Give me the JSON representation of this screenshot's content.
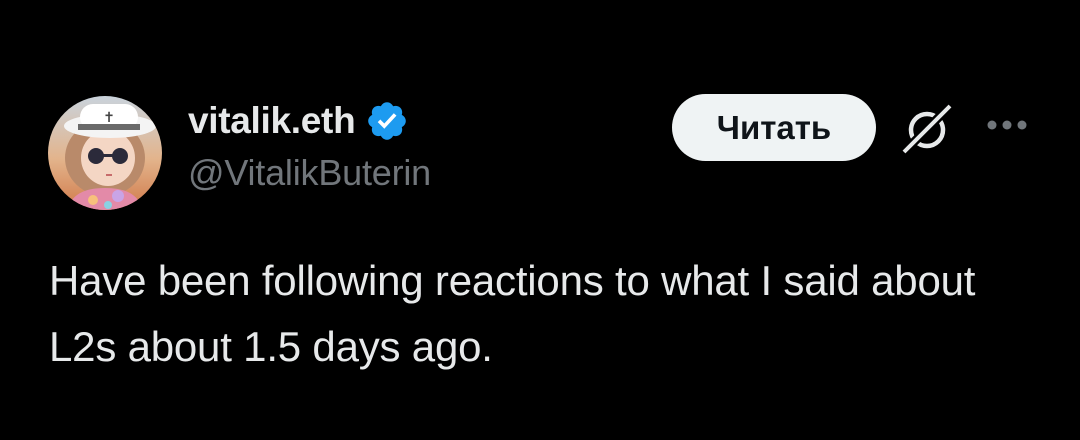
{
  "author": {
    "display_name": "vitalik.eth",
    "handle": "@VitalikButerin",
    "verified": true,
    "avatar_icon": "profile-avatar"
  },
  "actions": {
    "subscribe_label": "Читать",
    "grok_icon": "grok-icon",
    "more_icon": "more-options-icon"
  },
  "tweet": {
    "text": "Have been following reactions to what I said about L2s about 1.5 days ago."
  },
  "colors": {
    "background": "#000000",
    "text_primary": "#e7e9ea",
    "text_secondary": "#71767b",
    "verified_blue": "#1d9bf0",
    "button_bg": "#eff3f4",
    "button_text": "#0f1419"
  }
}
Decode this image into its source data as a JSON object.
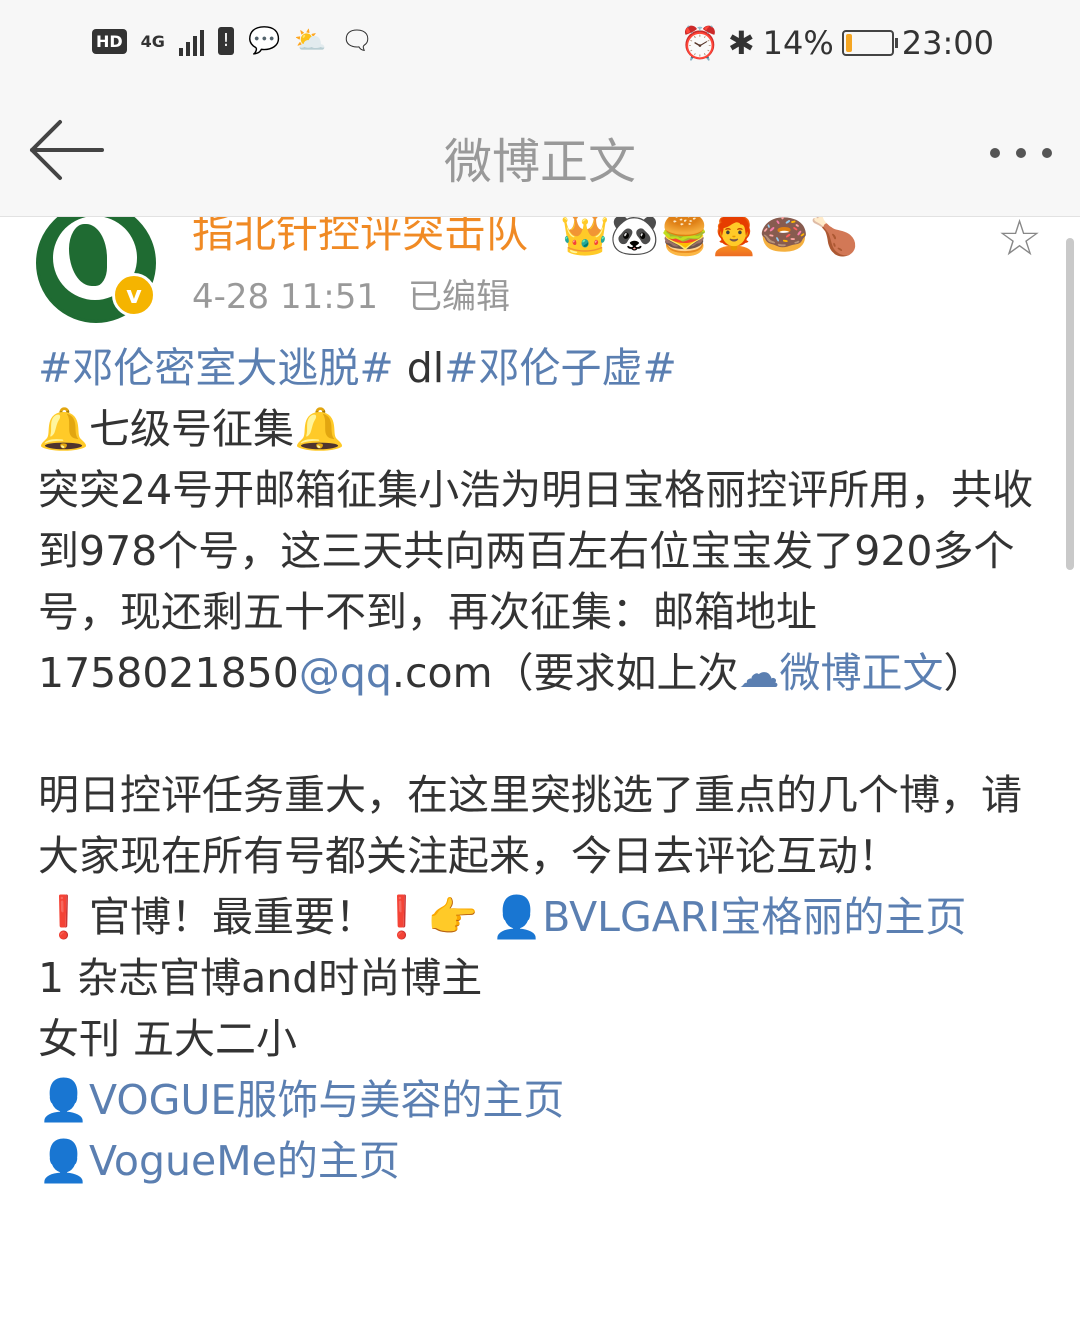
==============================
Repeat the data exactly, excluding the pictures.

--- Result of the exercise ---
Give me the JSON representation of this screenshot's content.
{
  "author": {
    "display_name": "vitalik.eth",
    "handle": "@VitalikButerin",
    "verified": true,
    "avatar_icon": "profile-avatar"
  },
  "actions": {
    "subscribe_label": "Читать",
    "grok_icon": "grok-icon",
    "more_icon": "more-options-icon"
  },
  "tweet": {
    "text": "Have been following reactions to what I said about L2s about 1.5 days ago."
  },
  "colors": {
    "background": "#000000",
    "text_primary": "#e7e9ea",
    "text_secondary": "#71767b",
    "verified_blue": "#1d9bf0",
    "button_bg": "#eff3f4",
    "button_text": "#0f1419"
  }
}
Decode this image into its source data as a JSON object.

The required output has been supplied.